What is needed | Search the data for the word "Corrected" and copy every line that contains it.

Information shown |
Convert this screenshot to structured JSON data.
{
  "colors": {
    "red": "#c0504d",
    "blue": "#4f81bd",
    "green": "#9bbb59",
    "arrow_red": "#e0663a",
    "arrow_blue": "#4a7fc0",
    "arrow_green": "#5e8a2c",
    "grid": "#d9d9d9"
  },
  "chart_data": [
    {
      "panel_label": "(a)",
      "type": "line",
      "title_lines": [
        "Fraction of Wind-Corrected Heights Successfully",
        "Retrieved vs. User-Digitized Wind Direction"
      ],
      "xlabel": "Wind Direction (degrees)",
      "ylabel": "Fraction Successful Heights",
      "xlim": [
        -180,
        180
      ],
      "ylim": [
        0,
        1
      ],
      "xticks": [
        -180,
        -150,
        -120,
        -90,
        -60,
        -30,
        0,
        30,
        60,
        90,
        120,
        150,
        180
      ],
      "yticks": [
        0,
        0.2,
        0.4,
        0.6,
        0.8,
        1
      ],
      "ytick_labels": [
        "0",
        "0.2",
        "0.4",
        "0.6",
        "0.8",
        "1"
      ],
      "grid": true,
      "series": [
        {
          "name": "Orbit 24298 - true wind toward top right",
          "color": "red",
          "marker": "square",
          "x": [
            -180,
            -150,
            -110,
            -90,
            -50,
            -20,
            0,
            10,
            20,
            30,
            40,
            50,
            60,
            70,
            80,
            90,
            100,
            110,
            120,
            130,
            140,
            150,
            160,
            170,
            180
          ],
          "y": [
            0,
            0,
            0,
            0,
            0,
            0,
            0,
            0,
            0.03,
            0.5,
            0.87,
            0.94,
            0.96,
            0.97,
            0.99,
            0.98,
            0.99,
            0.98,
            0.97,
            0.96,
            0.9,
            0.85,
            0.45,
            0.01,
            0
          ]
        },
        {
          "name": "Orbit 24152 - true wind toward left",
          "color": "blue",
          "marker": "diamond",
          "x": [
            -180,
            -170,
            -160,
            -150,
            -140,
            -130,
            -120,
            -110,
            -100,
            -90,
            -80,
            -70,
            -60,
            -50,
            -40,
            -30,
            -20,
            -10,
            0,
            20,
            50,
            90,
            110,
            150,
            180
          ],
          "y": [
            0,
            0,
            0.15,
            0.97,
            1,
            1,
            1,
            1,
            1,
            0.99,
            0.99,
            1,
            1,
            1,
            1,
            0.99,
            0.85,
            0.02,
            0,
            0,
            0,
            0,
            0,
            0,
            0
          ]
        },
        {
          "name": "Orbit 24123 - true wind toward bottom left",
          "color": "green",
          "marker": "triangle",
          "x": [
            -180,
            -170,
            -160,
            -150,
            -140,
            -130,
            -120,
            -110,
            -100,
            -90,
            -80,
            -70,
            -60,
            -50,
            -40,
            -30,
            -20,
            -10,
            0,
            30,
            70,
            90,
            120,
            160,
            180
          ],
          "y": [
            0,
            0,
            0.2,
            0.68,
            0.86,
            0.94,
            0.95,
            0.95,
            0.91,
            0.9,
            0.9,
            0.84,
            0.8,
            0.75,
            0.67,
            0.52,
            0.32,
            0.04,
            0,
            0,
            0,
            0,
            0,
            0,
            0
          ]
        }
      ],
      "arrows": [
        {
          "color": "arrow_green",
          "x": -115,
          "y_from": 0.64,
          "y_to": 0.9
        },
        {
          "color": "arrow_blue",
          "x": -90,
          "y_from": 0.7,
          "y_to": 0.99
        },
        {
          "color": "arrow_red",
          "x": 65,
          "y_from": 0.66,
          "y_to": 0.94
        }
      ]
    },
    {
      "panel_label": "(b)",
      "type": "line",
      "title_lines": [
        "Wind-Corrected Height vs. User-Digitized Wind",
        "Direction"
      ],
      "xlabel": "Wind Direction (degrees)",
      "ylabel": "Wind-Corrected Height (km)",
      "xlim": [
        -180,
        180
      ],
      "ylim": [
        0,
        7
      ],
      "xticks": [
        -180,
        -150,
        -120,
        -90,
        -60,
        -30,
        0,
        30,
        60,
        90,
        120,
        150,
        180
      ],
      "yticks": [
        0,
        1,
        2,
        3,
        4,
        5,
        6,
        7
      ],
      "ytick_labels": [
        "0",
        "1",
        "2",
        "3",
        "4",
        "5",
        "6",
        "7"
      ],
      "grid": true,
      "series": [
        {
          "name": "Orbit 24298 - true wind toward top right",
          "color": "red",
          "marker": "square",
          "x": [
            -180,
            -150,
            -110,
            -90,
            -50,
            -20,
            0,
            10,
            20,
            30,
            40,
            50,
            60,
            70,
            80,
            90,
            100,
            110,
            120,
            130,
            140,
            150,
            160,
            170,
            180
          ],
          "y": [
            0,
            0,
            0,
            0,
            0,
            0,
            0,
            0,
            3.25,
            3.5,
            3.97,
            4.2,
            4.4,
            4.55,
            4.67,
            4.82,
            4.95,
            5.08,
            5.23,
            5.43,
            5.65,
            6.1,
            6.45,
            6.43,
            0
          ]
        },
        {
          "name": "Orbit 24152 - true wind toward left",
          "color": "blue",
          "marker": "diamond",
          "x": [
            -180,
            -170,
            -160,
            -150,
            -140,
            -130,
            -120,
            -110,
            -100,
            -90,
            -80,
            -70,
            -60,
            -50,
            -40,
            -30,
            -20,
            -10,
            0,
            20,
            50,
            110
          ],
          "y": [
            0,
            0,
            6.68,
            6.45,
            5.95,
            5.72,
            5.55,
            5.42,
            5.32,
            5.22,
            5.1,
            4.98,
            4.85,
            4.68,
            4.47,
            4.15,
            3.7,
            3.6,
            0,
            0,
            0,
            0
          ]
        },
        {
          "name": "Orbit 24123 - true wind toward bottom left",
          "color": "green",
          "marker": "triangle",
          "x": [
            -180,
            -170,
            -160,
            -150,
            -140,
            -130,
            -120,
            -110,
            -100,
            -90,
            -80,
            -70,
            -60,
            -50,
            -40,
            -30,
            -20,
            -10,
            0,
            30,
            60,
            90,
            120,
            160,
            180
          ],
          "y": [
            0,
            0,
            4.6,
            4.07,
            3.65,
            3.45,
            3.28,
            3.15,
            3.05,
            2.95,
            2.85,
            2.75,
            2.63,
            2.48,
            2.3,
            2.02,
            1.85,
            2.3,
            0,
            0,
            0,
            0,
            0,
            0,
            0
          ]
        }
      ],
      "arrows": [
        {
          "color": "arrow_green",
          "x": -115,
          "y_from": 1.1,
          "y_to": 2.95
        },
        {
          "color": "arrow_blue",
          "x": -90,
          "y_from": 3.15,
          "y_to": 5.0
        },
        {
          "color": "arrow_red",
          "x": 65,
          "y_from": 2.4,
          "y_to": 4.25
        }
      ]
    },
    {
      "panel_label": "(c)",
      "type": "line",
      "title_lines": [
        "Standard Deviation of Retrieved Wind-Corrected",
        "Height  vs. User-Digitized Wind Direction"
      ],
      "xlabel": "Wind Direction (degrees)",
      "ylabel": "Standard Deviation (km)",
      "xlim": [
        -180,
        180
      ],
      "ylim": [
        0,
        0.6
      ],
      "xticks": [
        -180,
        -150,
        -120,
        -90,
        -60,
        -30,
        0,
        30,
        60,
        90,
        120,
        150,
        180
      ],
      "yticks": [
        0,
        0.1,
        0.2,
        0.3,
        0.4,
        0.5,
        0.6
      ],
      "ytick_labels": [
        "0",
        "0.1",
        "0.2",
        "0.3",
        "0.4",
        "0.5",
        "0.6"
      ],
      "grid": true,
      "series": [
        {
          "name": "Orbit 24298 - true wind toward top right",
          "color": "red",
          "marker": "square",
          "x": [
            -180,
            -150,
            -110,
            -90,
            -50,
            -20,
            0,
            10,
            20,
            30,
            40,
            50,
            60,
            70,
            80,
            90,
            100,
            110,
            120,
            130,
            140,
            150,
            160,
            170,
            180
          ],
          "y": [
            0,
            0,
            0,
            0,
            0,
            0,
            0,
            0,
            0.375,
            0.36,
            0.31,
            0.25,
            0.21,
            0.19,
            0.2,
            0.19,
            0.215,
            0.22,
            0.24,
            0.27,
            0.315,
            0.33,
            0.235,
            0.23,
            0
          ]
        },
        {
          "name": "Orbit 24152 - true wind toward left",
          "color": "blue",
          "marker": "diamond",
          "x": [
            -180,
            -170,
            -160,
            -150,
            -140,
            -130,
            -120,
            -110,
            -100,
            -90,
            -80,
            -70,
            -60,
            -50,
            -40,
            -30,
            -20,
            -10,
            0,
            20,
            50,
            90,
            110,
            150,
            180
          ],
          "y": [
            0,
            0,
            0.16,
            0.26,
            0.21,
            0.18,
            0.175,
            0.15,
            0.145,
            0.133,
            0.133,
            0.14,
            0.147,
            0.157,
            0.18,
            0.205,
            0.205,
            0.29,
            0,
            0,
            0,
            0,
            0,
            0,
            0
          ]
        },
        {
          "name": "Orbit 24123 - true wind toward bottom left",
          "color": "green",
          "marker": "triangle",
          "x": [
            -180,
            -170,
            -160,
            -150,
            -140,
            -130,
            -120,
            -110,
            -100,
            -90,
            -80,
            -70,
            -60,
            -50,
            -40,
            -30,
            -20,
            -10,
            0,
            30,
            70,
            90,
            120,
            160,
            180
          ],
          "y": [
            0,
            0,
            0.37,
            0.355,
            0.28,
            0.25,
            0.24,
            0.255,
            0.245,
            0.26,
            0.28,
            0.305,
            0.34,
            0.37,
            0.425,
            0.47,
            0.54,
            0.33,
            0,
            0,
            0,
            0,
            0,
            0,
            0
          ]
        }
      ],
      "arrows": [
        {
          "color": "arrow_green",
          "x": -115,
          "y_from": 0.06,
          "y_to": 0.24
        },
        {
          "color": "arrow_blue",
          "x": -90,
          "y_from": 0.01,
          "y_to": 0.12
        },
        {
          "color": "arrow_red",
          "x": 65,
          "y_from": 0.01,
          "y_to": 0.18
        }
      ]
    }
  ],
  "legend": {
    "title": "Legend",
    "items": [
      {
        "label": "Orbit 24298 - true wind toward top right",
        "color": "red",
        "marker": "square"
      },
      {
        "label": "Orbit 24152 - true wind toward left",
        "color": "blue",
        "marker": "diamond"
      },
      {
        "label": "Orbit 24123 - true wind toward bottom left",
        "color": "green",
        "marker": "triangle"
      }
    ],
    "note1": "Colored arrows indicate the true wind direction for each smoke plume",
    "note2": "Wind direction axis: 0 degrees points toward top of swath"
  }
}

Complete response |
        "Fraction of Wind-Corrected Heights Successfully",
        "Wind-Corrected Height vs. User-Digitized Wind",
      "ylabel": "Wind-Corrected Height (km)",
        "Standard Deviation of Retrieved Wind-Corrected",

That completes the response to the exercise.